▶ **The problem**: Tally how many lines hold the string "الأشعريين". Your reply should be that number alone.

▶ **Provided information**:
* * *
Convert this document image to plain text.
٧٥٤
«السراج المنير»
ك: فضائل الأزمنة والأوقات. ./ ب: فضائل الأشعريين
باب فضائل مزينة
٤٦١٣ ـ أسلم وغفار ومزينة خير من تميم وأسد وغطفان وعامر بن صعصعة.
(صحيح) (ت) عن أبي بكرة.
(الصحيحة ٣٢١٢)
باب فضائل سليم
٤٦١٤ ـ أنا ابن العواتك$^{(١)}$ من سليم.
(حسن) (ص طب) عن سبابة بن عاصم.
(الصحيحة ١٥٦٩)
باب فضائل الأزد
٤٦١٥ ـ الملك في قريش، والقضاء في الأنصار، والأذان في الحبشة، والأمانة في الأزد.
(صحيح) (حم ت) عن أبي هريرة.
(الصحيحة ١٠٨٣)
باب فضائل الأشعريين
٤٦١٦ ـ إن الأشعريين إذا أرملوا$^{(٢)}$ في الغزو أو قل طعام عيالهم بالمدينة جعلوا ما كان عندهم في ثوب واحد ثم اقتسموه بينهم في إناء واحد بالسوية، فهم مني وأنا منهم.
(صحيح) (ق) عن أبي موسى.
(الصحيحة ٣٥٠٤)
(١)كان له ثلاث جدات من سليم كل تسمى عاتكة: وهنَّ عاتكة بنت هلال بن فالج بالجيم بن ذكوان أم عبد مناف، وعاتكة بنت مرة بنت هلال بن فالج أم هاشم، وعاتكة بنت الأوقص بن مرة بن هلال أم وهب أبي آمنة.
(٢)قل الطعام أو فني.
* * *
▶ **Task solution**: 3